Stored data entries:
_ _ _ _ _ _ _

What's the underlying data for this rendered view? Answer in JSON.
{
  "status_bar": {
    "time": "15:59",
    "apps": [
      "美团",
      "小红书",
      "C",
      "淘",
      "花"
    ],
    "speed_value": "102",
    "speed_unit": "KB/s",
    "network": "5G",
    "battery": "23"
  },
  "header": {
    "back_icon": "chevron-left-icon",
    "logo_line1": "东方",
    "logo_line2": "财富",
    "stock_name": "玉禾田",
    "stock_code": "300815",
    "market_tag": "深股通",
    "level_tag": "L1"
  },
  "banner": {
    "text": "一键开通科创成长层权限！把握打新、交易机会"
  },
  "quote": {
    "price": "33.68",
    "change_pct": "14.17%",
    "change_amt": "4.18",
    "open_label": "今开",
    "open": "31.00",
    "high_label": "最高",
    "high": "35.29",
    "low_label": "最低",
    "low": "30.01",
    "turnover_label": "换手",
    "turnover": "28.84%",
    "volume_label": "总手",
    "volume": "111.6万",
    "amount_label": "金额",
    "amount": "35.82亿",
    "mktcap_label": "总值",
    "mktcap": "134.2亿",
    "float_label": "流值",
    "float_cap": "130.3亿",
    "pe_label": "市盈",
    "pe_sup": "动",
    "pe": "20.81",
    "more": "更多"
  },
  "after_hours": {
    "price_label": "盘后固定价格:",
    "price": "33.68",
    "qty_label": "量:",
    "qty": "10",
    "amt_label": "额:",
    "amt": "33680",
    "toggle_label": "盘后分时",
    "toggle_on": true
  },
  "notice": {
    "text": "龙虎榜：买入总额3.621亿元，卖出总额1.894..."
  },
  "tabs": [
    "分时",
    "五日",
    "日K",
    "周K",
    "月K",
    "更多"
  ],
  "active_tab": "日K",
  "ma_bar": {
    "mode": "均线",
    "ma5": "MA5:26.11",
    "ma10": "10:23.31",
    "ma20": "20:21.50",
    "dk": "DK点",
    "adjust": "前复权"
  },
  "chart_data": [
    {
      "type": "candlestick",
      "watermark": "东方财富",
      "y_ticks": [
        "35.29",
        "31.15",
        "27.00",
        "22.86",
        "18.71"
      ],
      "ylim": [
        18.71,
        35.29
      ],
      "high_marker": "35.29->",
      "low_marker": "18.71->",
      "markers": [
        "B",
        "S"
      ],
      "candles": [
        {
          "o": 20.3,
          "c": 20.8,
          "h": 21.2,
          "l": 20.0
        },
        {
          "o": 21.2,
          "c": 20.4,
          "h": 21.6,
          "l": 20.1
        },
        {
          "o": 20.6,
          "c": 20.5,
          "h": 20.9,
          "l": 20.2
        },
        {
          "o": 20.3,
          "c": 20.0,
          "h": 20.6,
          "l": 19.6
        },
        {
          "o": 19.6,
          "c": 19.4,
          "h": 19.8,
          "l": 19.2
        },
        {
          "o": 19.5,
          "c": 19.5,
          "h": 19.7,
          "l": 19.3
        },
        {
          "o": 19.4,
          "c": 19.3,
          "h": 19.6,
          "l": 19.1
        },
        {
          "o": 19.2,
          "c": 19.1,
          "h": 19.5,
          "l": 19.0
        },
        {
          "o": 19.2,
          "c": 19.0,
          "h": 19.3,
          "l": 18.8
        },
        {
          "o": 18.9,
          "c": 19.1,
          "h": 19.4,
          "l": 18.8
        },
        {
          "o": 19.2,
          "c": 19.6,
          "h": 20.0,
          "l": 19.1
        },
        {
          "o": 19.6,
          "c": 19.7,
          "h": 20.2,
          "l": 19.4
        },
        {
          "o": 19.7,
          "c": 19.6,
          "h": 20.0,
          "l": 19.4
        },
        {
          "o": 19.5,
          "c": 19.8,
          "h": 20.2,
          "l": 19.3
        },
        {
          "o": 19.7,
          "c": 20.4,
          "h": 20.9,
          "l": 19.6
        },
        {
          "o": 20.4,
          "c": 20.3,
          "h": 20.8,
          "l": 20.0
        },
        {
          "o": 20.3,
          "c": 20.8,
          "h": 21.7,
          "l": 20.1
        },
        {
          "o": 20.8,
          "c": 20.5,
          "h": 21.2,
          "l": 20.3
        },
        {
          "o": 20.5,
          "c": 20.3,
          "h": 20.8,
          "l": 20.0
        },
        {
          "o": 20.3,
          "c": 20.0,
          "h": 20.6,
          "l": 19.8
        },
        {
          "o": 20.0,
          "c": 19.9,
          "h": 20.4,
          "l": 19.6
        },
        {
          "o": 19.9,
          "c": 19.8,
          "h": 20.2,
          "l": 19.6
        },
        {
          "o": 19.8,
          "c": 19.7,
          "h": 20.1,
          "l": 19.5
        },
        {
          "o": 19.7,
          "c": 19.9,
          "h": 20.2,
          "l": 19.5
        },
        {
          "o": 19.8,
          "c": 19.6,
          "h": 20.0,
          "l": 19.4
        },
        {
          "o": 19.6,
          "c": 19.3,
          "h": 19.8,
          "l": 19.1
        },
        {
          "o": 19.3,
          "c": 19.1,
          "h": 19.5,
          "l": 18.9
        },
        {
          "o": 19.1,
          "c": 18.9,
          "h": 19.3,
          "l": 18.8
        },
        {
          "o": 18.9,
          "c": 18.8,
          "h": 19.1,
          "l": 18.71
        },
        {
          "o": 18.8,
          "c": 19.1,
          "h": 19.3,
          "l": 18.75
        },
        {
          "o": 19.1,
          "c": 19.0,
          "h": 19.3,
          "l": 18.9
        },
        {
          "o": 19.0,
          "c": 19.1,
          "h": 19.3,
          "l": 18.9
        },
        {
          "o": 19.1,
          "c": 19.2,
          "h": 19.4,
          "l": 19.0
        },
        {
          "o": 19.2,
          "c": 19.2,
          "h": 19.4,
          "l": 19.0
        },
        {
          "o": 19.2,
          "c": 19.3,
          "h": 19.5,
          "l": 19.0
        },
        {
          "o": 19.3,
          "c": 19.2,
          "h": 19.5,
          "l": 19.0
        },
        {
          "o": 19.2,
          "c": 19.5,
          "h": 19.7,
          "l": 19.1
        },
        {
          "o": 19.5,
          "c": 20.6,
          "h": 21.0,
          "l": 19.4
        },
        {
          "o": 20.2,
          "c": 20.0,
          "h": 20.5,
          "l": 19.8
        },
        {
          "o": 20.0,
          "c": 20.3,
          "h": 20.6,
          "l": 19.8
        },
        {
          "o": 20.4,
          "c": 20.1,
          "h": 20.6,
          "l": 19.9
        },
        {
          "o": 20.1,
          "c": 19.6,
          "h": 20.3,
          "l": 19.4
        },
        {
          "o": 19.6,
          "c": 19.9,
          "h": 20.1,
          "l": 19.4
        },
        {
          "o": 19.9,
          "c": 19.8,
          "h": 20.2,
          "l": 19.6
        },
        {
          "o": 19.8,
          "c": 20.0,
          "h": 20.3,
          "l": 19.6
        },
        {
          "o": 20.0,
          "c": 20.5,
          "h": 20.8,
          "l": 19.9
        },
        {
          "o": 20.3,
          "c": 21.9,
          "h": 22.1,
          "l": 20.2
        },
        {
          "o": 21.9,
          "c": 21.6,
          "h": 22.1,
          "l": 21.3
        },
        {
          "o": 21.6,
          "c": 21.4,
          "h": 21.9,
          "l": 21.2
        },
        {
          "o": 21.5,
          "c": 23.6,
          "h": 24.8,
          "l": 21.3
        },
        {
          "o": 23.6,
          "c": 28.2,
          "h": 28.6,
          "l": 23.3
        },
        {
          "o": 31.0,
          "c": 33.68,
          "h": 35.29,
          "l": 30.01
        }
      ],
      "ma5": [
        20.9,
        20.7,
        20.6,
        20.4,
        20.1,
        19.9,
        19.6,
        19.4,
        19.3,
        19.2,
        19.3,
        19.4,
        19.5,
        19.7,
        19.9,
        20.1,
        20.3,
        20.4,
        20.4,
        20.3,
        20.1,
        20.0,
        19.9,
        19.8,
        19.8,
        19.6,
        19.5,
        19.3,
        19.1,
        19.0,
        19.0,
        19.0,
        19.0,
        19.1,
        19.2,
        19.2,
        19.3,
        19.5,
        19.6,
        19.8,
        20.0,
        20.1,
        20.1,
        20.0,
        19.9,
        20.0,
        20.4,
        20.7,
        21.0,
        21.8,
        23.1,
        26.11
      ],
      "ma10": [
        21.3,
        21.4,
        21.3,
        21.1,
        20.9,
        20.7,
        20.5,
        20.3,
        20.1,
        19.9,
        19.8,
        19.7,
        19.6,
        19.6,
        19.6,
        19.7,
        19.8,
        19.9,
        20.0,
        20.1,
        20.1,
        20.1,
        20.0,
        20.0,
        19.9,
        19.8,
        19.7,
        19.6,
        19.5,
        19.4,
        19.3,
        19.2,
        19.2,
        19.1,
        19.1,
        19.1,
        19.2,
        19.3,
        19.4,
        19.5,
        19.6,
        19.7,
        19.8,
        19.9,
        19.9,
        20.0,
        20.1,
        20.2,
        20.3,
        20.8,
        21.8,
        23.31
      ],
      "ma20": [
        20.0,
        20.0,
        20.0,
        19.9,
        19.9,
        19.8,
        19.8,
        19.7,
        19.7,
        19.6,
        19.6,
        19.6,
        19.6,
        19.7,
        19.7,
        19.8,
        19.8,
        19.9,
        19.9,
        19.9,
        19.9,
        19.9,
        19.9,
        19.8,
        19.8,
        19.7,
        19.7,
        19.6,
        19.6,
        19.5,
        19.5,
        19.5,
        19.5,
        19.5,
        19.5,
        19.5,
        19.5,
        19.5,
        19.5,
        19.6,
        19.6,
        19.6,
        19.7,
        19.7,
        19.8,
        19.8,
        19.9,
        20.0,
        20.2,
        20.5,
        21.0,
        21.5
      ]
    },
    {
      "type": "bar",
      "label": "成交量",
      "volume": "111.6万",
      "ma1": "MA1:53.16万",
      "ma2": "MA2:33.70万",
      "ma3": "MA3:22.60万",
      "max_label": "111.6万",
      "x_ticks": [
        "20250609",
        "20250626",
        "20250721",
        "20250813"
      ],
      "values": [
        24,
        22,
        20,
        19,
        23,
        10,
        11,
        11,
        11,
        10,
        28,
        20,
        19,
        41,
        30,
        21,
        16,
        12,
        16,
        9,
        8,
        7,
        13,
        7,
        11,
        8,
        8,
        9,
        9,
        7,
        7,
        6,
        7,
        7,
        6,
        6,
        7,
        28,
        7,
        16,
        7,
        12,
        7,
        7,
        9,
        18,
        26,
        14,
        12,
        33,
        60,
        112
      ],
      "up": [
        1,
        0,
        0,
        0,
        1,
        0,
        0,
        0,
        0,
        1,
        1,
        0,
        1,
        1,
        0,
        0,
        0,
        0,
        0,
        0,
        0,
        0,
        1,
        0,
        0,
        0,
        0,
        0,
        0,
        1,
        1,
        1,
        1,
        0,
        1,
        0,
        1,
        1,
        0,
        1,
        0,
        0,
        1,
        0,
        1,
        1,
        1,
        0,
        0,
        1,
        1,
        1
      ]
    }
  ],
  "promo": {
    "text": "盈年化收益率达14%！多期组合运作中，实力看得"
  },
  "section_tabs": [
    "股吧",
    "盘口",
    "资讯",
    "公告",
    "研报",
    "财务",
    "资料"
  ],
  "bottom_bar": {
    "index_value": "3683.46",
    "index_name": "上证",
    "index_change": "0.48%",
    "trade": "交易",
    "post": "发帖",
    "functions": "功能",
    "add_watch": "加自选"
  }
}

_ _ _ _ _ _ _

- WRITTEN TASK
Select and copy each line from the data that includes the word "text".

- COMPLETE ANSWER
    "text": "一键开通科创成长层权限！把握打新、交易机会"
    "text": "龙虎榜：买入总额3.621亿元，卖出总额1.894..."
    "text": "盈年化收益率达14%！多期组合运作中，实力看得"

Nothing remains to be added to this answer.